Write the material out again in full, exactly.

>> BEGIN RAW DATA

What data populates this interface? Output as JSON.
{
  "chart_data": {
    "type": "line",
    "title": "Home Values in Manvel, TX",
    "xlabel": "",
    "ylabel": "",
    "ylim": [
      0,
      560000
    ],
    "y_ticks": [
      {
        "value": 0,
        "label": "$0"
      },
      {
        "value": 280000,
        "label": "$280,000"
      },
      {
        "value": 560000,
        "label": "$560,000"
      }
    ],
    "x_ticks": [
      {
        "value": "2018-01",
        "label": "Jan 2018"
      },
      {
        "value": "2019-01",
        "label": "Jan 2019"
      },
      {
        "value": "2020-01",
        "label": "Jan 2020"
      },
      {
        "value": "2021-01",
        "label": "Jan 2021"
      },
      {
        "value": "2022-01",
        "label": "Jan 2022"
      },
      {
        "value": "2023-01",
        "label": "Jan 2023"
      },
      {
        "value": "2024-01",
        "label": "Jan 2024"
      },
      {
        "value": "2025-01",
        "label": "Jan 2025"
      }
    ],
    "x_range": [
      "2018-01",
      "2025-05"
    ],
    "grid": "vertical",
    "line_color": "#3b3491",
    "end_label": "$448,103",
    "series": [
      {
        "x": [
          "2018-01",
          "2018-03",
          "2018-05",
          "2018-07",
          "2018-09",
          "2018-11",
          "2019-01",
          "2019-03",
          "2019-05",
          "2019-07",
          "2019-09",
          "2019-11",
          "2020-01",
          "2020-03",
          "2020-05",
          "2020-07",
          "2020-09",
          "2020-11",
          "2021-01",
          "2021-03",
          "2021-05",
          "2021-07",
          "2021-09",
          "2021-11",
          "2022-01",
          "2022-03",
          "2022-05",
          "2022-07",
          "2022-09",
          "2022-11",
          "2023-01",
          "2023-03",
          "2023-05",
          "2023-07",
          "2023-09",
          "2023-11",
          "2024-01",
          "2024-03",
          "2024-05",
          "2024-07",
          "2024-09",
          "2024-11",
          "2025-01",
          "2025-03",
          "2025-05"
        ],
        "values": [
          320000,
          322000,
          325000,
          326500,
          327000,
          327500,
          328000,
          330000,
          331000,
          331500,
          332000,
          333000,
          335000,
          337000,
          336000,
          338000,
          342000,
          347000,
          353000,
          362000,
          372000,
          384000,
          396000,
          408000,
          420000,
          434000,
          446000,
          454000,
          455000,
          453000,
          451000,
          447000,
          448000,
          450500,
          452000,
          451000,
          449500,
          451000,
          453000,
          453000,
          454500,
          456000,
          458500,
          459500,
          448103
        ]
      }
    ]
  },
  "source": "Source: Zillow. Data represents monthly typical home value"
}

>> END RAW DATA

RESULT OF THIS TASK:
What data populates this interface? Output as JSON.
{
  "chart_data": {
    "type": "line",
    "title": "Home Values in Manvel, TX",
    "xlabel": "",
    "ylabel": "",
    "ylim": [
      0,
      560000
    ],
    "y_ticks": [
      {
        "value": 0,
        "label": "$0"
      },
      {
        "value": 280000,
        "label": "$280,000"
      },
      {
        "value": 560000,
        "label": "$560,000"
      }
    ],
    "x_ticks": [
      {
        "value": "2018-01",
        "label": "Jan 2018"
      },
      {
        "value": "2019-01",
        "label": "Jan 2019"
      },
      {
        "value": "2020-01",
        "label": "Jan 2020"
      },
      {
        "value": "2021-01",
        "label": "Jan 2021"
      },
      {
        "value": "2022-01",
        "label": "Jan 2022"
      },
      {
        "value": "2023-01",
        "label": "Jan 2023"
      },
      {
        "value": "2024-01",
        "label": "Jan 2024"
      },
      {
        "value": "2025-01",
        "label": "Jan 2025"
      }
    ],
    "x_range": [
      "2018-01",
      "2025-05"
    ],
    "grid": "vertical",
    "line_color": "#3b3491",
    "end_label": "$448,103",
    "series": [
      {
        "x": [
          "2018-01",
          "2018-03",
          "2018-05",
          "2018-07",
          "2018-09",
          "2018-11",
          "2019-01",
          "2019-03",
          "2019-05",
          "2019-07",
          "2019-09",
          "2019-11",
          "2020-01",
          "2020-03",
          "2020-05",
          "2020-07",
          "2020-09",
          "2020-11",
          "2021-01",
          "2021-03",
          "2021-05",
          "2021-07",
          "2021-09",
          "2021-11",
          "2022-01",
          "2022-03",
          "2022-05",
          "2022-07",
          "2022-09",
          "2022-11",
          "2023-01",
          "2023-03",
          "2023-05",
          "2023-07",
          "2023-09",
          "2023-11",
          "2024-01",
          "2024-03",
          "2024-05",
          "2024-07",
          "2024-09",
          "2024-11",
          "2025-01",
          "2025-03",
          "2025-05"
        ],
        "values": [
          320000,
          322000,
          325000,
          326500,
          327000,
          327500,
          328000,
          330000,
          331000,
          331500,
          332000,
          333000,
          335000,
          337000,
          336000,
          338000,
          342000,
          347000,
          353000,
          362000,
          372000,
          384000,
          396000,
          408000,
          420000,
          434000,
          446000,
          454000,
          455000,
          453000,
          451000,
          447000,
          448000,
          450500,
          452000,
          451000,
          449500,
          451000,
          453000,
          453000,
          454500,
          456000,
          458500,
          459500,
          448103
        ]
      }
    ]
  },
  "source": "Source: Zillow. Data represents monthly typical home value"
}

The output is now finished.